■ WORK TO BE COMPLETED ■
The data below should be printed in full, exactly, and without any of its images.

■ RAW RECORDS ■

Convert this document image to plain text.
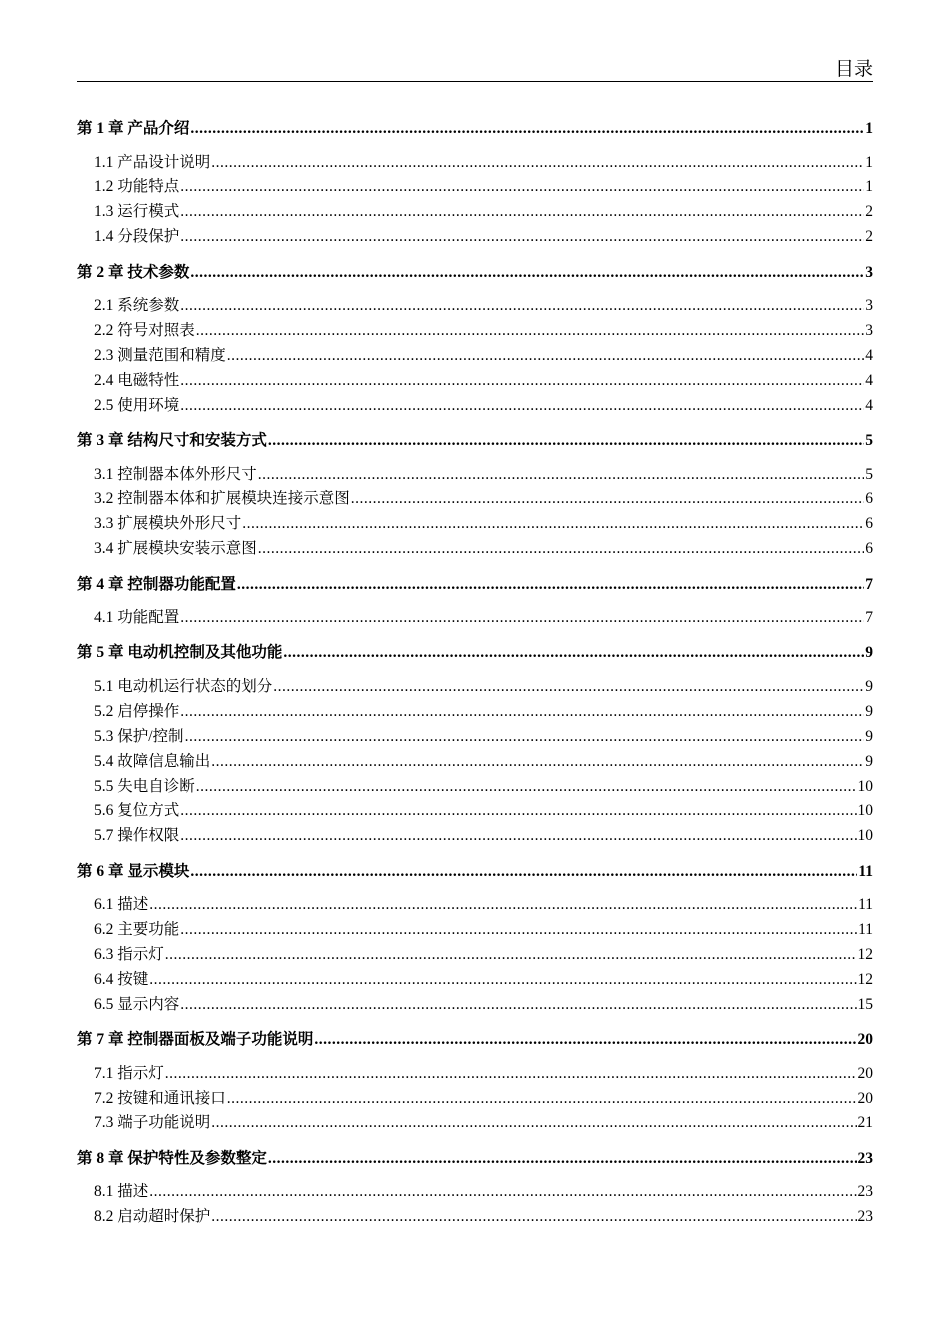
目录
第 1 章 产品介绍 .....	1
1.1 产品设计说明 .....	1
1.2 功能特点 .....	1
1.3 运行模式 .....	2
1.4 分段保护 .....	2
第 2 章 技术参数 .....	3
2.1 系统参数 .....	3
2.2 符号对照表 .....	3
2.3 测量范围和精度 .....	4
2.4 电磁特性 .....	4
2.5 使用环境 .....	4
第 3 章 结构尺寸和安装方式 .....	5
3.1 控制器本体外形尺寸 .....	5
3.2 控制器本体和扩展模块连接示意图 .....	6
3.3 扩展模块外形尺寸 .....	6
3.4 扩展模块安装示意图 .....	6
第 4 章 控制器功能配置 .....	7
4.1 功能配置 .....	7
第 5 章 电动机控制及其他功能 .....	9
5.1 电动机运行状态的划分 .....	9
5.2 启停操作 .....	9
5.3 保护/控制 .....	9
5.4 故障信息输出 .....	9
5.5 失电自诊断 .....	10
5.6 复位方式 .....	10
5.7 操作权限 .....	10
第 6 章 显示模块 .....	11
6.1 描述 .....	11
6.2 主要功能 .....	11
6.3 指示灯 .....	12
6.4 按键 .....	12
6.5 显示内容 .....	15
第 7 章 控制器面板及端子功能说明 .....	20
7.1 指示灯 .....	20
7.2 按键和通讯接口 .....	20
7.3 端子功能说明 .....	21
第 8 章 保护特性及参数整定 .....	23
8.1 描述 .....	23
8.2 启动超时保护 .....	23
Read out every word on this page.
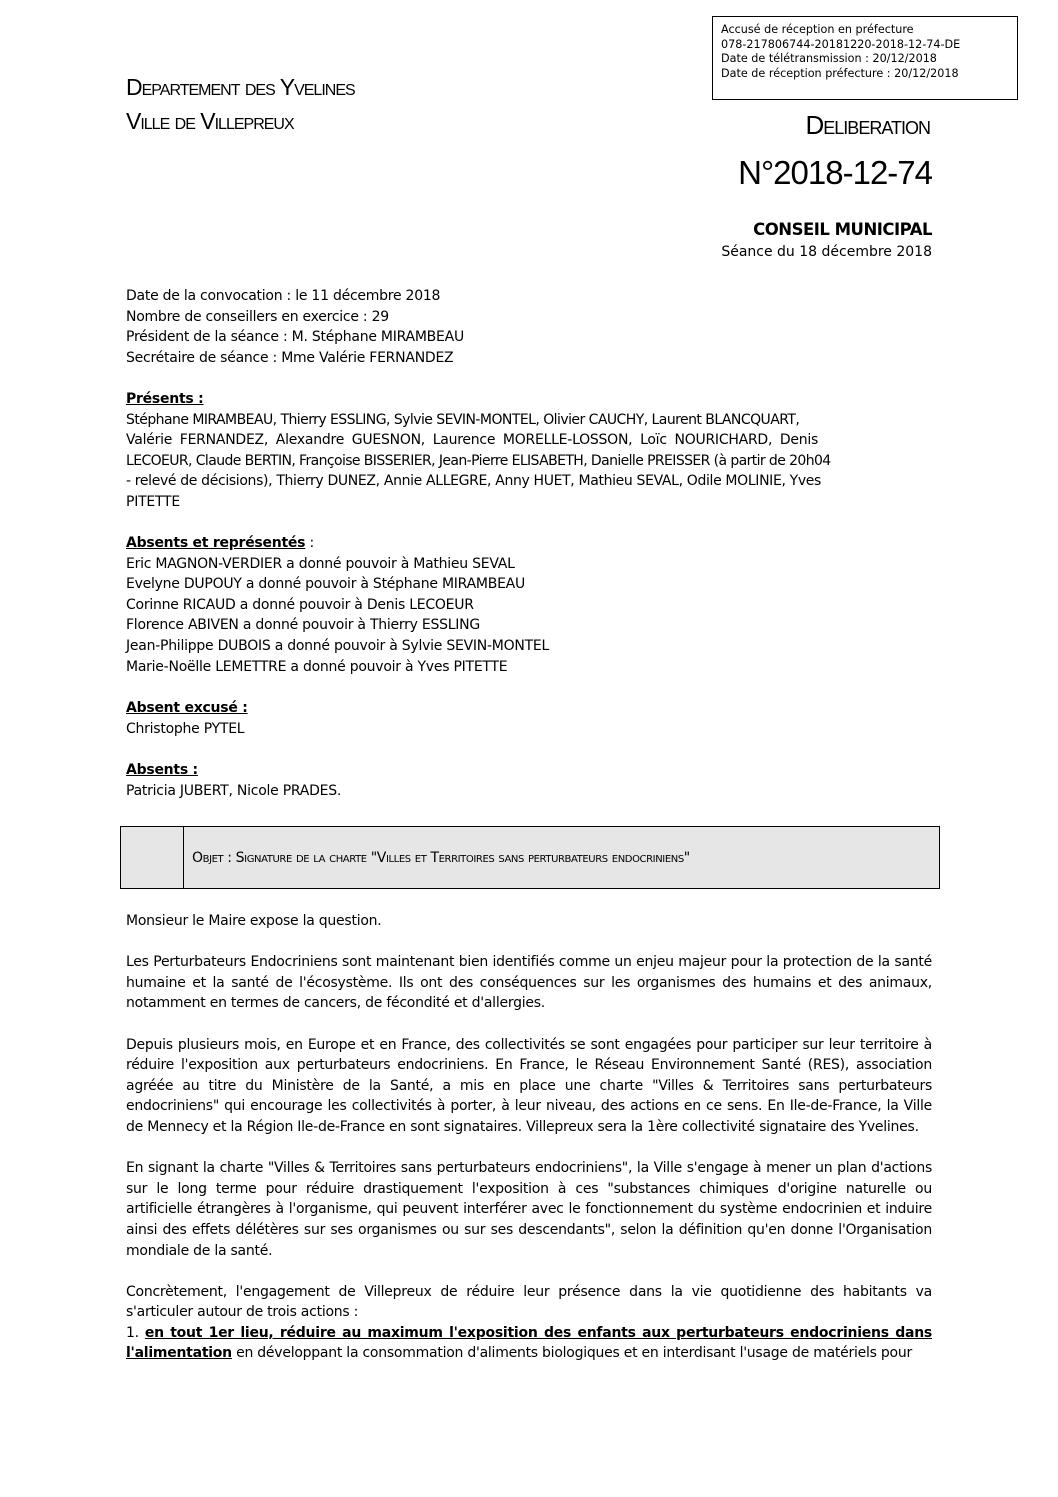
Accusé de réception en préfecture
078-217806744-20181220-2018-12-74-DE
Date de télétransmission : 20/12/2018
Date de réception préfecture : 20/12/2018
Departement des Yvelines
Ville de Villepreux	Deliberation
N°2018-12-74
CONSEIL MUNICIPAL
Séance du 18 décembre 2018
Date de la convocation : le 11 décembre 2018
Nombre de conseillers en exercice : 29
Président de la séance : M. Stéphane MIRAMBEAU
Secrétaire de séance : Mme Valérie FERNANDEZ
Présents :
Stéphane MIRAMBEAU, Thierry ESSLING, Sylvie SEVIN-MONTEL, Olivier CAUCHY, Laurent BLANCQUART,
Valérie FERNANDEZ, Alexandre GUESNON, Laurence MORELLE-LOSSON, Loïc NOURICHARD, Denis
LECOEUR, Claude BERTIN, Françoise BISSERIER, Jean-Pierre ELISABETH, Danielle PREISSER (à partir de 20h04
- relevé de décisions), Thierry DUNEZ, Annie ALLEGRE, Anny HUET, Mathieu SEVAL, Odile MOLINIE, Yves
PITETTE
Absents et représentés :
Eric MAGNON-VERDIER a donné pouvoir à Mathieu SEVAL
Evelyne DUPOUY a donné pouvoir à Stéphane MIRAMBEAU
Corinne RICAUD a donné pouvoir à Denis LECOEUR
Florence ABIVEN a donné pouvoir à Thierry ESSLING
Jean-Philippe DUBOIS a donné pouvoir à Sylvie SEVIN-MONTEL
Marie-Noëlle LEMETTRE a donné pouvoir à Yves PITETTE
Absent excusé :
Christophe PYTEL
Absents :
Patricia JUBERT, Nicole PRADES.
Objet : Signature de la charte "Villes et Territoires sans perturbateurs endocriniens"

Monsieur le Maire expose la question.

Les Perturbateurs Endocriniens sont maintenant bien identifiés comme un enjeu majeur pour la protection de la santé humaine et la santé de l'écosystème. Ils ont des conséquences sur les organismes des humains et des animaux, notamment en termes de cancers, de fécondité et d'allergies.

Depuis plusieurs mois, en Europe et en France, des collectivités se sont engagées pour participer sur leur territoire à réduire l'exposition aux perturbateurs endocriniens. En France, le Réseau Environnement Santé (RES), association agréée au titre du Ministère de la Santé, a mis en place une charte "Villes & Territoires sans perturbateurs endocriniens" qui encourage les collectivités à porter, à leur niveau, des actions en ce sens. En Ile-de-France, la Ville de Mennecy et la Région Ile-de-France en sont signataires. Villepreux sera la 1ère collectivité signataire des Yvelines.

En signant la charte "Villes & Territoires sans perturbateurs endocriniens", la Ville s'engage à mener un plan d'actions sur le long terme pour réduire drastiquement l'exposition à ces "substances chimiques d'origine naturelle ou artificielle étrangères à l'organisme, qui peuvent interférer avec le fonctionnement du système endocrinien et induire ainsi des effets délétères sur ses organismes ou sur ses descendants", selon la définition qu'en donne l'Organisation mondiale de la santé.

Concrètement, l'engagement de Villepreux de réduire leur présence dans la vie quotidienne des habitants va s'articuler autour de trois actions :

1. en tout 1er lieu, réduire au maximum l'exposition des enfants aux perturbateurs endocriniens dans l'alimentation en développant la consommation d'aliments biologiques et en interdisant l'usage de matériels pour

■ IN RESPONSE ■
Convert this document image to plain text.
目录
第 1 章 产品介绍 .....	1
1.1 产品设计说明 .....	1
1.2 功能特点 .....	1
1.3 运行模式 .....	2
1.4 分段保护 .....	2
第 2 章 技术参数 .....	3
2.1 系统参数 .....	3
2.2 符号对照表 .....	3
2.3 测量范围和精度 .....	4
2.4 电磁特性 .....	4
2.5 使用环境 .....	4
第 3 章 结构尺寸和安装方式 .....	5
3.1 控制器本体外形尺寸 .....	5
3.2 控制器本体和扩展模块连接示意图 .....	6
3.3 扩展模块外形尺寸 .....	6
3.4 扩展模块安装示意图 .....	6
第 4 章 控制器功能配置 .....	7
4.1 功能配置 .....	7
第 5 章 电动机控制及其他功能 .....	9
5.1 电动机运行状态的划分 .....	9
5.2 启停操作 .....	9
5.3 保护/控制 .....	9
5.4 故障信息输出 .....	9
5.5 失电自诊断 .....	10
5.6 复位方式 .....	10
5.7 操作权限 .....	10
第 6 章 显示模块 .....	11
6.1 描述 .....	11
6.2 主要功能 .....	11
6.3 指示灯 .....	12
6.4 按键 .....	12
6.5 显示内容 .....	15
第 7 章 控制器面板及端子功能说明 .....	20
7.1 指示灯 .....	20
7.2 按键和通讯接口 .....	20
7.3 端子功能说明 .....	21
第 8 章 保护特性及参数整定 .....	23
8.1 描述 .....	23
8.2 启动超时保护 .....	23
Read out every word on this page.
Accusé de réception en préfecture
078-217806744-20181220-2018-12-74-DE
Date de télétransmission : 20/12/2018
Date de réception préfecture : 20/12/2018
Departement des Yvelines
Ville de Villepreux	Deliberation
N°2018-12-74
CONSEIL MUNICIPAL
Séance du 18 décembre 2018
Date de la convocation : le 11 décembre 2018
Nombre de conseillers en exercice : 29
Président de la séance : M. Stéphane MIRAMBEAU
Secrétaire de séance : Mme Valérie FERNANDEZ
Présents :
Stéphane MIRAMBEAU, Thierry ESSLING, Sylvie SEVIN-MONTEL, Olivier CAUCHY, Laurent BLANCQUART,
Valérie FERNANDEZ, Alexandre GUESNON, Laurence MORELLE-LOSSON, Loïc NOURICHARD, Denis
LECOEUR, Claude BERTIN, Françoise BISSERIER, Jean-Pierre ELISABETH, Danielle PREISSER (à partir de 20h04
- relevé de décisions), Thierry DUNEZ, Annie ALLEGRE, Anny HUET, Mathieu SEVAL, Odile MOLINIE, Yves
PITETTE
Absents et représentés :
Eric MAGNON-VERDIER a donné pouvoir à Mathieu SEVAL
Evelyne DUPOUY a donné pouvoir à Stéphane MIRAMBEAU
Corinne RICAUD a donné pouvoir à Denis LECOEUR
Florence ABIVEN a donné pouvoir à Thierry ESSLING
Jean-Philippe DUBOIS a donné pouvoir à Sylvie SEVIN-MONTEL
Marie-Noëlle LEMETTRE a donné pouvoir à Yves PITETTE
Absent excusé :
Christophe PYTEL
Absents :
Patricia JUBERT, Nicole PRADES.
Objet : Signature de la charte "Villes et Territoires sans perturbateurs endocriniens"

Monsieur le Maire expose la question.

Les Perturbateurs Endocriniens sont maintenant bien identifiés comme un enjeu majeur pour la protection de la santé humaine et la santé de l'écosystème. Ils ont des conséquences sur les organismes des humains et des animaux, notamment en termes de cancers, de fécondité et d'allergies.

Depuis plusieurs mois, en Europe et en France, des collectivités se sont engagées pour participer sur leur territoire à réduire l'exposition aux perturbateurs endocriniens. En France, le Réseau Environnement Santé (RES), association agréée au titre du Ministère de la Santé, a mis en place une charte "Villes & Territoires sans perturbateurs endocriniens" qui encourage les collectivités à porter, à leur niveau, des actions en ce sens. En Ile-de-France, la Ville de Mennecy et la Région Ile-de-France en sont signataires. Villepreux sera la 1ère collectivité signataire des Yvelines.

En signant la charte "Villes & Territoires sans perturbateurs endocriniens", la Ville s'engage à mener un plan d'actions sur le long terme pour réduire drastiquement l'exposition à ces "substances chimiques d'origine naturelle ou artificielle étrangères à l'organisme, qui peuvent interférer avec le fonctionnement du système endocrinien et induire ainsi des effets délétères sur ses organismes ou sur ses descendants", selon la définition qu'en donne l'Organisation mondiale de la santé.

Concrètement, l'engagement de Villepreux de réduire leur présence dans la vie quotidienne des habitants va s'articuler autour de trois actions :

1. en tout 1er lieu, réduire au maximum l'exposition des enfants aux perturbateurs endocriniens dans l'alimentation en développant la consommation d'aliments biologiques et en interdisant l'usage de matériels pour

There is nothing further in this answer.